### GIVEN TASK
Answer with a single number: the count of lines that include the string "oxygen".

### DATA RECORDS

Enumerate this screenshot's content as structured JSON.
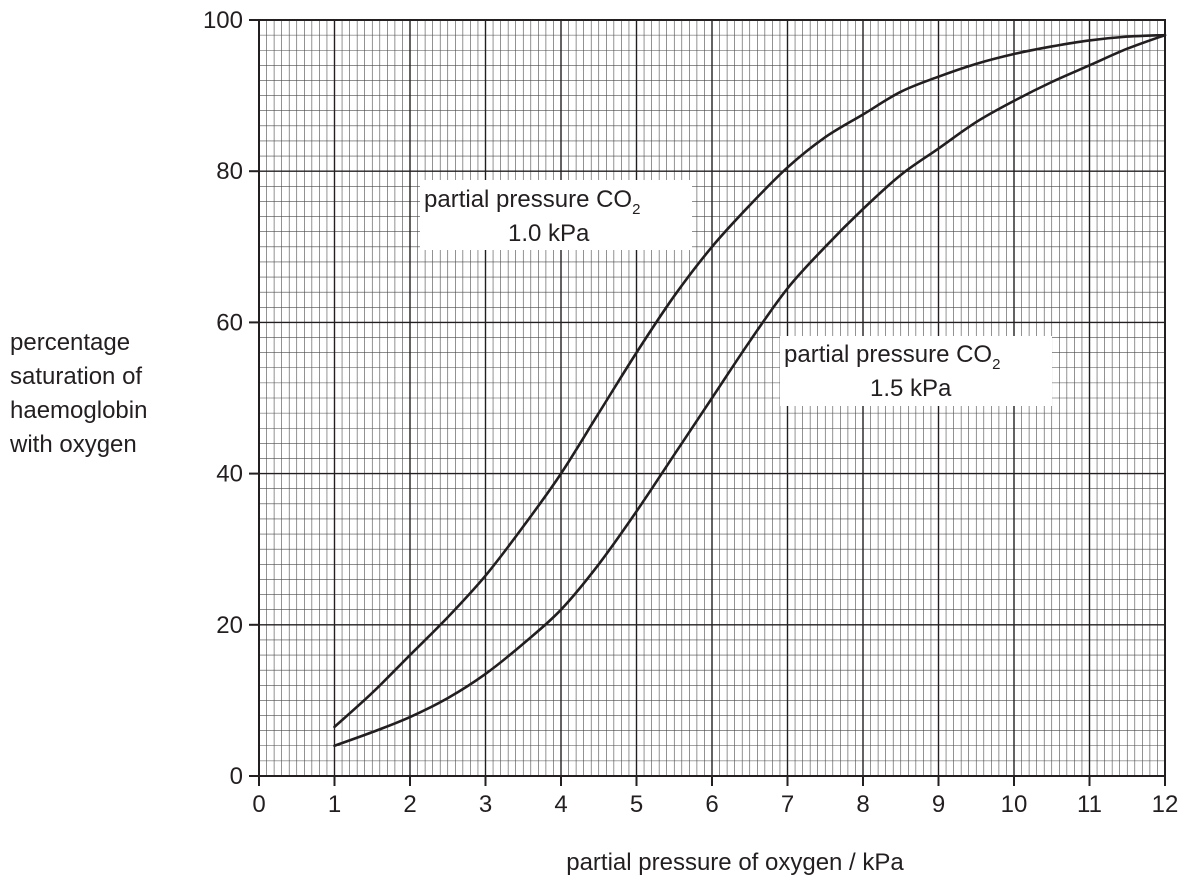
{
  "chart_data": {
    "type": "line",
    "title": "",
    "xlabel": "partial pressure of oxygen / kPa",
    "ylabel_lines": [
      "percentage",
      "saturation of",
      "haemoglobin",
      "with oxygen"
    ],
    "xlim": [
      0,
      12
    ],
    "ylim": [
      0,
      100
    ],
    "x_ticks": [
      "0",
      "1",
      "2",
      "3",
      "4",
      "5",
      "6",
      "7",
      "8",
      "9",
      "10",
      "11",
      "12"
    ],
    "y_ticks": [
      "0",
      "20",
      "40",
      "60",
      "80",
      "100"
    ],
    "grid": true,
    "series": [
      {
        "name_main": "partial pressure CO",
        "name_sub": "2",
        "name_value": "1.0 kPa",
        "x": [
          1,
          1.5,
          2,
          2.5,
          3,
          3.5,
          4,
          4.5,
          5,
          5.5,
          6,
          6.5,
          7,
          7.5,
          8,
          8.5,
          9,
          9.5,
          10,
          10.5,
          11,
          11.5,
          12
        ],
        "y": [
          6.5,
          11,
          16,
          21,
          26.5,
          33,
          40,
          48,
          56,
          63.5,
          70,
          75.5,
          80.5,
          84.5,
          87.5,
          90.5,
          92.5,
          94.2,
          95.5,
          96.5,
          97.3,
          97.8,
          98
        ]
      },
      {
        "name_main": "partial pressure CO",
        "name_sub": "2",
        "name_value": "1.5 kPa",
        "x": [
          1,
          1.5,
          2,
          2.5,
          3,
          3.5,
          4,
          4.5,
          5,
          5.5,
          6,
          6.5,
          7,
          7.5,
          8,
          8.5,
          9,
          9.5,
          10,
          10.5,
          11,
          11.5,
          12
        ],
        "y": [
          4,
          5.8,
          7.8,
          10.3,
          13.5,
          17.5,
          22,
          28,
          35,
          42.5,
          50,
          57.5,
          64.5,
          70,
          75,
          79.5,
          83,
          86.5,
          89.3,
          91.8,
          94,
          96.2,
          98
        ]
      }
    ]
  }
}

### CORRECT RESPONSE
2